Given request
Show every line of the material that contains the string "emoji", copied in full. Case counts.

Record list
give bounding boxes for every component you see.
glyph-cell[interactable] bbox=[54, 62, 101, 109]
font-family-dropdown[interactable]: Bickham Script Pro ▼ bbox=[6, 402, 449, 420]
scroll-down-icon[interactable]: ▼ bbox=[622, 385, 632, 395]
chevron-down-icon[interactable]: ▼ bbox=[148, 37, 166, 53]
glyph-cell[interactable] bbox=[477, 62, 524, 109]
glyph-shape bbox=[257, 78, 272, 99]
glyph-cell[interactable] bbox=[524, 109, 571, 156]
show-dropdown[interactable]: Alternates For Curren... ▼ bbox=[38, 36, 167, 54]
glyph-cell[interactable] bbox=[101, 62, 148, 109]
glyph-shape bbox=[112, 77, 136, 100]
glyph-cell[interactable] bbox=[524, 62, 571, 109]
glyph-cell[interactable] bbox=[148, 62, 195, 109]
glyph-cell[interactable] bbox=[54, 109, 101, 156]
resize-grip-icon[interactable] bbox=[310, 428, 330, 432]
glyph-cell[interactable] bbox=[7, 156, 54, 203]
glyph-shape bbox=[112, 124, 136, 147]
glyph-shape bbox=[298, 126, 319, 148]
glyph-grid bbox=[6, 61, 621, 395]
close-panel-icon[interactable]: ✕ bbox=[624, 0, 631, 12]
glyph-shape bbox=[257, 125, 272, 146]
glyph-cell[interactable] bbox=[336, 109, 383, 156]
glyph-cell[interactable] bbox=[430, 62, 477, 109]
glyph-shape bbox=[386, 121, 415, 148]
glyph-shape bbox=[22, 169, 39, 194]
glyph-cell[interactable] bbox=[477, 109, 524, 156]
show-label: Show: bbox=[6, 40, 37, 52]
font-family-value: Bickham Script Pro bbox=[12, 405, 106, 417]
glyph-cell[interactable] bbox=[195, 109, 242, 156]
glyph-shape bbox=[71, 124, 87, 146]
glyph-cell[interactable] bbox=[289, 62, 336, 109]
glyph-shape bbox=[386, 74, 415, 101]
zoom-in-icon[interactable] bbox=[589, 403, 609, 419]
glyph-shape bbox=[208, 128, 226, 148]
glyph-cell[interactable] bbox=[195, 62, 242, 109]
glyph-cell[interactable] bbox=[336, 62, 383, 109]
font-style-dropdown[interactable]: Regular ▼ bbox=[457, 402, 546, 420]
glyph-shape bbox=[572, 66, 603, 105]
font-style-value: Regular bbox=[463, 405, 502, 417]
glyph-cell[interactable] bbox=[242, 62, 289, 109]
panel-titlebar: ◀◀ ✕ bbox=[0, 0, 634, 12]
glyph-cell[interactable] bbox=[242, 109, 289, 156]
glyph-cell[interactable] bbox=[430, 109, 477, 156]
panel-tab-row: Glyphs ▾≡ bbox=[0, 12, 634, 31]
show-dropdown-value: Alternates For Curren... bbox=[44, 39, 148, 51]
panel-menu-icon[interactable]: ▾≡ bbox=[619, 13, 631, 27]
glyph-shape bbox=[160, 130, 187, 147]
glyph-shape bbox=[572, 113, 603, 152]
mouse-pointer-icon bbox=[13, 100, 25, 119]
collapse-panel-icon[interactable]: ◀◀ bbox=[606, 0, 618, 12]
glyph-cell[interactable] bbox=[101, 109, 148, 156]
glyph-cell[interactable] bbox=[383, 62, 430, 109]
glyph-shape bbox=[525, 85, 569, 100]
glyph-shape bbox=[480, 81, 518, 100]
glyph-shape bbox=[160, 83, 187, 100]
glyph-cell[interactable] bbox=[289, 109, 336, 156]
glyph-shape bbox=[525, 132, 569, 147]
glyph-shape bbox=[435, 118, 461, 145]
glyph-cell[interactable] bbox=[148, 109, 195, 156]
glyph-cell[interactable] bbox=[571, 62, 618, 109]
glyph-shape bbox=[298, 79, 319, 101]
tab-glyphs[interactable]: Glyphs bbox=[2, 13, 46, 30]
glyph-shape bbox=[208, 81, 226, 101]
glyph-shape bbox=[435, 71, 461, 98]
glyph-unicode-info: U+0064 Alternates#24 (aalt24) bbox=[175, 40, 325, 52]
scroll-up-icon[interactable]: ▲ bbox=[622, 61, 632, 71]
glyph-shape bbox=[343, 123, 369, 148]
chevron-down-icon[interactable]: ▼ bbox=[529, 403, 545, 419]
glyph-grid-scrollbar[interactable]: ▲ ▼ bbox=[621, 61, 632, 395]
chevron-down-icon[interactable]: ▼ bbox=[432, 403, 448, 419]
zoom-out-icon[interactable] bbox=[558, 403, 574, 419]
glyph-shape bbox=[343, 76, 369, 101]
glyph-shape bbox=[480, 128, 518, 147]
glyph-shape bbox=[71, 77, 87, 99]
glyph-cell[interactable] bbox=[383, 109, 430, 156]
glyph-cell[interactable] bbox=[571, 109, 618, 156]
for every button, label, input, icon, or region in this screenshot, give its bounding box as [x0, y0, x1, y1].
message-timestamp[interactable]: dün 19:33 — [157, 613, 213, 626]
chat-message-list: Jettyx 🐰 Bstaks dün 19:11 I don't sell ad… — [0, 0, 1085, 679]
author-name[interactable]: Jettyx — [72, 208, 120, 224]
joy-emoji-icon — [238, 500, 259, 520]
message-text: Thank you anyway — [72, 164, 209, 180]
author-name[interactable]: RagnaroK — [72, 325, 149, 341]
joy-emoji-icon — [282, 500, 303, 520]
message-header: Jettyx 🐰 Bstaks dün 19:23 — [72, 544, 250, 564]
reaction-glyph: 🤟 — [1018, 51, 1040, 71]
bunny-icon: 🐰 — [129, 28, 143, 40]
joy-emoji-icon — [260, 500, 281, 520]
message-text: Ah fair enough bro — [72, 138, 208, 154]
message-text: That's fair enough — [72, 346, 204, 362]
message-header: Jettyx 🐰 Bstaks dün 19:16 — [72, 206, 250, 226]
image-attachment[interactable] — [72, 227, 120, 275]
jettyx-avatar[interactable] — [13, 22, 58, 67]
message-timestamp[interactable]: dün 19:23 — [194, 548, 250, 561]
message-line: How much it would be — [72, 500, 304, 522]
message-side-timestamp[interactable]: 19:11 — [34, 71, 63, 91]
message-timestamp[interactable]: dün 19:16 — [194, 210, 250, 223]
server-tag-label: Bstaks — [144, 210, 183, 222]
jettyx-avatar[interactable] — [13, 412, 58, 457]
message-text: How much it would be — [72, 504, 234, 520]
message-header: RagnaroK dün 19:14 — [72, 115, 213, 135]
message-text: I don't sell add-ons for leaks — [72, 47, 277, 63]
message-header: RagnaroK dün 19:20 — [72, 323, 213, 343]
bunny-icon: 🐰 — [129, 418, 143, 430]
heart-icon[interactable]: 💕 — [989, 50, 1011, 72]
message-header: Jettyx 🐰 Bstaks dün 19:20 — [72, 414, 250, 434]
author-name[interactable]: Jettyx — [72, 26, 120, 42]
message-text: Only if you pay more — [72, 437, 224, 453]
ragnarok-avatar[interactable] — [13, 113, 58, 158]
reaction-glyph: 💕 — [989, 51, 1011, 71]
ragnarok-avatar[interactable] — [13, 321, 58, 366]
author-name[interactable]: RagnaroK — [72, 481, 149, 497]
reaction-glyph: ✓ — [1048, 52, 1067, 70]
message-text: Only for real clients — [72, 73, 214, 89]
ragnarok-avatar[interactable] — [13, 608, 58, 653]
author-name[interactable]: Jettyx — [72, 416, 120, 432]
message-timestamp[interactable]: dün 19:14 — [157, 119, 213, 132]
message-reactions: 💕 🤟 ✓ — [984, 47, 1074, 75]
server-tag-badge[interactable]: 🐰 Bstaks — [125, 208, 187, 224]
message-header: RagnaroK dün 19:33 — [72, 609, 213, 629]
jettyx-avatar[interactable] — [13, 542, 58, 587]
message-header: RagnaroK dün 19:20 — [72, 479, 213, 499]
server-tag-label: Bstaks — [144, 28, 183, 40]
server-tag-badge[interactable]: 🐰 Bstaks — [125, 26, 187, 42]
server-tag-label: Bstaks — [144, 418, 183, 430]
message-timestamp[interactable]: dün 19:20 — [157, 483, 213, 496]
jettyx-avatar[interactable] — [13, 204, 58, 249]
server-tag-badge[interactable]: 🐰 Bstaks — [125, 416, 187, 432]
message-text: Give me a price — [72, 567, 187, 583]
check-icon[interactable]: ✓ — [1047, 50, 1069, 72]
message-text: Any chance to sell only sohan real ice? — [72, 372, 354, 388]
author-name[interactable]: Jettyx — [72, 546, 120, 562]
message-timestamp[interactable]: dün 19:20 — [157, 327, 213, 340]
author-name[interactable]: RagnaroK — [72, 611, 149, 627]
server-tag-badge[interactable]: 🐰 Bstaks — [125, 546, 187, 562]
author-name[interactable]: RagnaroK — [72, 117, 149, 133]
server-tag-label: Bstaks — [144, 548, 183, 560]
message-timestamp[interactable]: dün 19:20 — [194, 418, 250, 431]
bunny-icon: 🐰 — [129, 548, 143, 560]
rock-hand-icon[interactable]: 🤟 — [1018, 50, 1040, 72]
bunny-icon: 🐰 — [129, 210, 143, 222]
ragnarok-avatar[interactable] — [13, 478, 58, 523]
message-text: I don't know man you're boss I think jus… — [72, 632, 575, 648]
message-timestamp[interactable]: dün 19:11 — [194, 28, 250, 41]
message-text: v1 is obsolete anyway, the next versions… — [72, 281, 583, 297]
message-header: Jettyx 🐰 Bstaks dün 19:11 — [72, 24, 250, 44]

Worked solution
joy-emoji-icon — [238, 500, 259, 520]
joy-emoji-icon — [282, 500, 303, 520]
joy-emoji-icon — [260, 500, 281, 520]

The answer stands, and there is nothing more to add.